Instructions to follow -
Copy the listing below word for word, starting at the line that contains "what elements are" and ending at the line that contains "author-name[interactable]: ros •", both lines included. Leave out the picture.

Dataset content -
----------

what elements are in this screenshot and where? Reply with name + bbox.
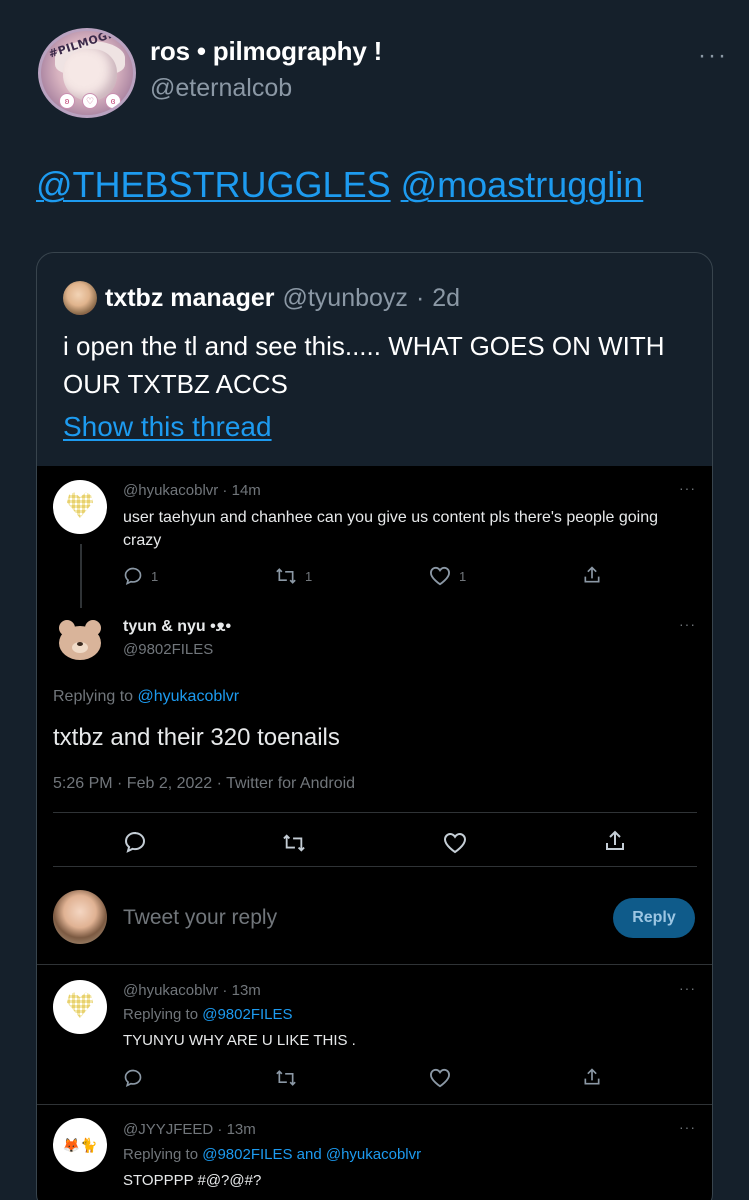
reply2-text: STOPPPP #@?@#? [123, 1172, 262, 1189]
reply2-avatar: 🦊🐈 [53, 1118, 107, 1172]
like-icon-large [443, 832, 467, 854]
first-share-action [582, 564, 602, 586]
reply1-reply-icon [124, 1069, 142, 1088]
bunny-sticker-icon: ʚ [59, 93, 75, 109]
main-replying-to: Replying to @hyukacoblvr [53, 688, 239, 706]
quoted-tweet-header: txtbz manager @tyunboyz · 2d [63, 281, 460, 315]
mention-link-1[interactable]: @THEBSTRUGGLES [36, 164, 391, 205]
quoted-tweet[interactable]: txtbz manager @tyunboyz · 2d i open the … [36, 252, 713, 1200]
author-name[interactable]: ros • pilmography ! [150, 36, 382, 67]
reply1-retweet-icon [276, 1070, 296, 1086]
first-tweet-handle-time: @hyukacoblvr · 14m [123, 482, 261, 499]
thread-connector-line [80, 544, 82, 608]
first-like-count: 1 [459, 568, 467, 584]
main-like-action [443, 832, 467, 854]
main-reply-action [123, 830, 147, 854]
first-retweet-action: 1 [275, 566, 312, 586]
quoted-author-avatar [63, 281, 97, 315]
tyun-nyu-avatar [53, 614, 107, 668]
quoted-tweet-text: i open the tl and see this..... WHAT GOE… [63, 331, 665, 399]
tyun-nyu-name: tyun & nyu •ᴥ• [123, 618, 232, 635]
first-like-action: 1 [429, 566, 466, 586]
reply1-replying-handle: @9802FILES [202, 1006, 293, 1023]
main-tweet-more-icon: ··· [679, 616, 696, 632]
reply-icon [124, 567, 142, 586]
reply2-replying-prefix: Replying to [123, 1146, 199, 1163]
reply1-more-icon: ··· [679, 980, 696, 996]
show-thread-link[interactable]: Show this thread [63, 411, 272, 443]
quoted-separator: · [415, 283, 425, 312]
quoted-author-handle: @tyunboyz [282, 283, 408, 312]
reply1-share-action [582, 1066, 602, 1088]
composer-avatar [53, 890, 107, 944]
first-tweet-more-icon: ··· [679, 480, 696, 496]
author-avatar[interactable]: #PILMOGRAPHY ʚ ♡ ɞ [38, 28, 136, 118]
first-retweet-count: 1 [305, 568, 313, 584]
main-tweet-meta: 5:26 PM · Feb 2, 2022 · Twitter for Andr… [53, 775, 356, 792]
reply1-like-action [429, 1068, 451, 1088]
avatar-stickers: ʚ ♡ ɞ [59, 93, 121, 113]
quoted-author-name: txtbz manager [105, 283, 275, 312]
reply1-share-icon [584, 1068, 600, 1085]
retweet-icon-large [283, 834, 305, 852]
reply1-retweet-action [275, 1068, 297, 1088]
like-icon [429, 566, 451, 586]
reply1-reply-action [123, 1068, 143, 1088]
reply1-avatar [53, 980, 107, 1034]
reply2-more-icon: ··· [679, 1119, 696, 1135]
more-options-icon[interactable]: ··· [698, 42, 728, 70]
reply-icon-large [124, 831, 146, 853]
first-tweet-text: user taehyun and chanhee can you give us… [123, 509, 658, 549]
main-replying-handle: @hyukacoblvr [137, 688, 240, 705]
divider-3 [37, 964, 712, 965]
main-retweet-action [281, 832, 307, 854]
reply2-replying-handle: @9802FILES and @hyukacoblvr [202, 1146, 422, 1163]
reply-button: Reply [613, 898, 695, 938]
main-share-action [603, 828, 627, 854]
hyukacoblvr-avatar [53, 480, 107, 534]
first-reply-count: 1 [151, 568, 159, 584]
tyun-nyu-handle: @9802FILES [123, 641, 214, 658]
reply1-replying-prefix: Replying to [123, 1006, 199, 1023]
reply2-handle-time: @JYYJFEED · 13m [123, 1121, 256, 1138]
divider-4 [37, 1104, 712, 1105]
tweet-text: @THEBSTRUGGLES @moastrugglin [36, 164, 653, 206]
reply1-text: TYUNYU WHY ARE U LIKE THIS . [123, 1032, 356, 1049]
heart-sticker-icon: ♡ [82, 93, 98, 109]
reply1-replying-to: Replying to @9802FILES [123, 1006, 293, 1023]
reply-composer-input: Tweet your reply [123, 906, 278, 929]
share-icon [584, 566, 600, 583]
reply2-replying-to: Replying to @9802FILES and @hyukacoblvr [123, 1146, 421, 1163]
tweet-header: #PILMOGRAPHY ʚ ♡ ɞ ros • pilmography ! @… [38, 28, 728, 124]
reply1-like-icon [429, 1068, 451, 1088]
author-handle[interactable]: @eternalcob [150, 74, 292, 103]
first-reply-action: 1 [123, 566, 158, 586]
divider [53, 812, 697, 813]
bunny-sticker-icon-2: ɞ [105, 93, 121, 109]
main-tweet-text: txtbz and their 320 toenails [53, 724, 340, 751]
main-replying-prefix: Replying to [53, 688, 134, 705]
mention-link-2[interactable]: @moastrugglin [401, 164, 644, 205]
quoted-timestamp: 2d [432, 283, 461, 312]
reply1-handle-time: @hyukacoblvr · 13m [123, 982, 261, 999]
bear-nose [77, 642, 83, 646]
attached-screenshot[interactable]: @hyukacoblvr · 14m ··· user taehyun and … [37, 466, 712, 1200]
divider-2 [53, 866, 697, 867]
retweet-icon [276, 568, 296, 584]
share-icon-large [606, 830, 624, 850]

----------

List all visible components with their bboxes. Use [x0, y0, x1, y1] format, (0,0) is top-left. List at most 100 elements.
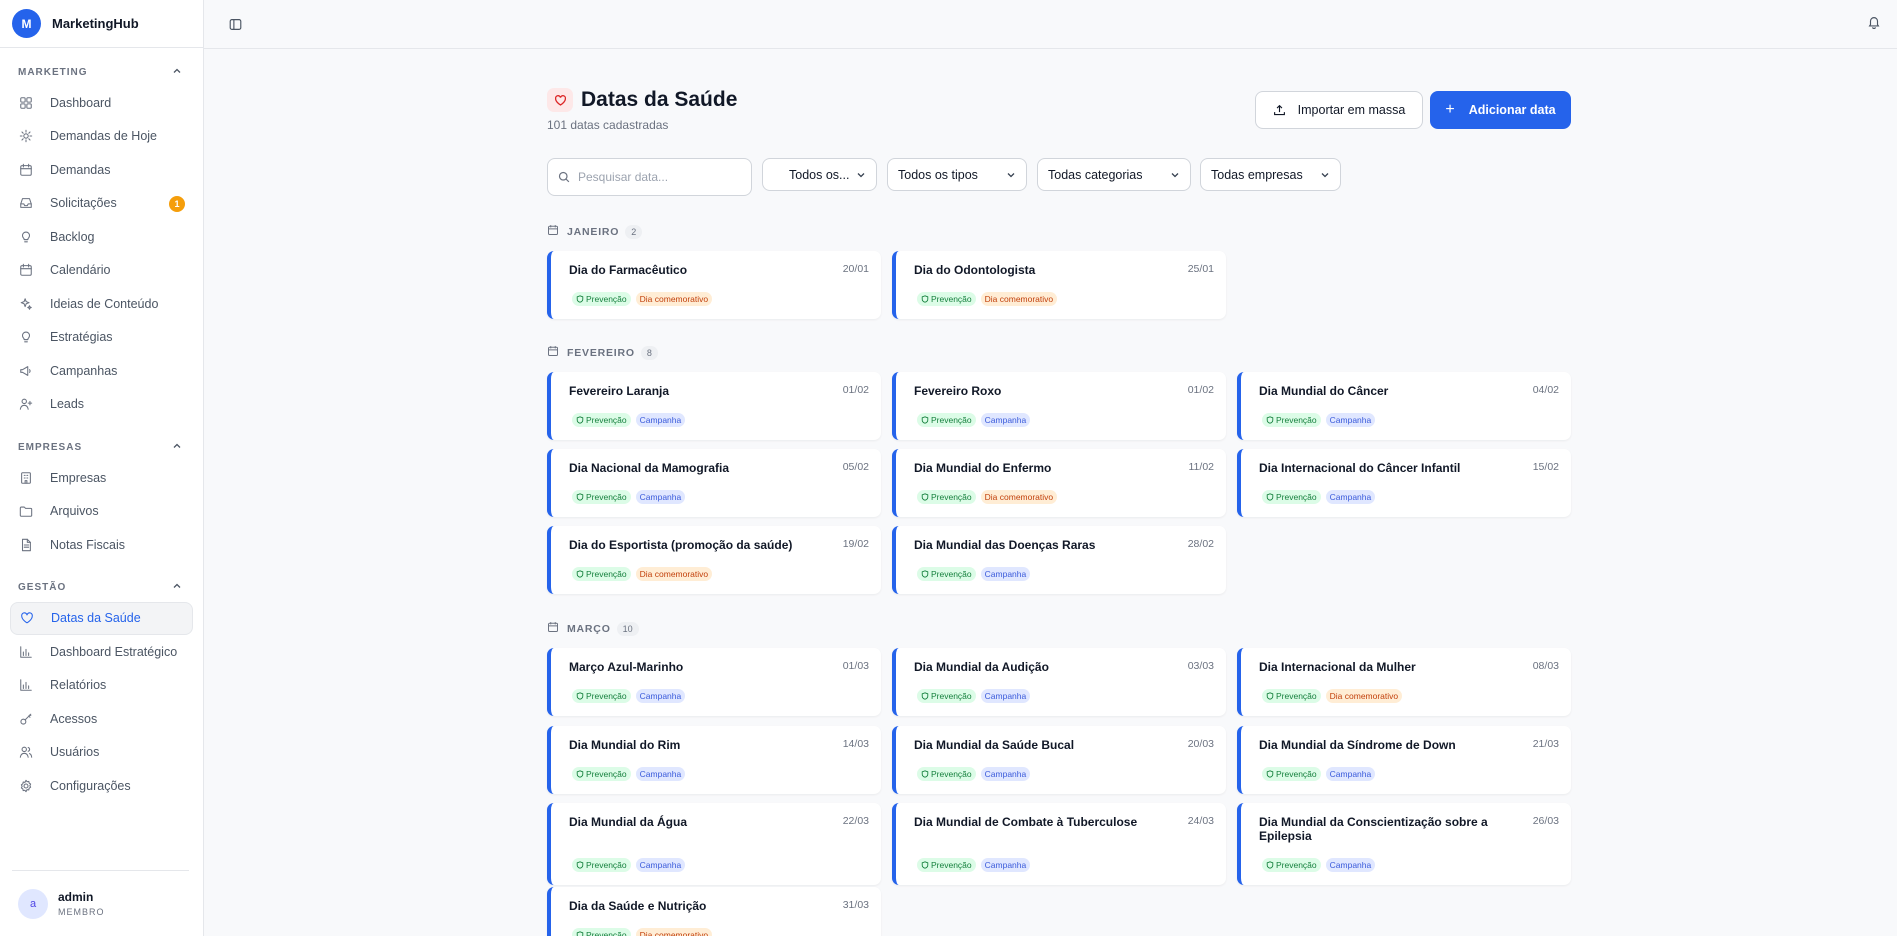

----------

Exercise output -
what elements are in this screenshot and where? Reply with name + bbox.
reply2-text: STOPPPP #@?@#? [123, 1172, 262, 1189]
reply2-avatar: 🦊🐈 [53, 1118, 107, 1172]
like-icon-large [443, 832, 467, 854]
first-share-action [582, 564, 602, 586]
reply1-reply-icon [124, 1069, 142, 1088]
bunny-sticker-icon: ʚ [59, 93, 75, 109]
main-replying-to: Replying to @hyukacoblvr [53, 688, 239, 706]
quoted-tweet-header: txtbz manager @tyunboyz · 2d [63, 281, 460, 315]
mention-link-1[interactable]: @THEBSTRUGGLES [36, 164, 391, 205]
quoted-tweet[interactable]: txtbz manager @tyunboyz · 2d i open the … [36, 252, 713, 1200]
author-name[interactable]: ros • pilmography ! [150, 36, 382, 67]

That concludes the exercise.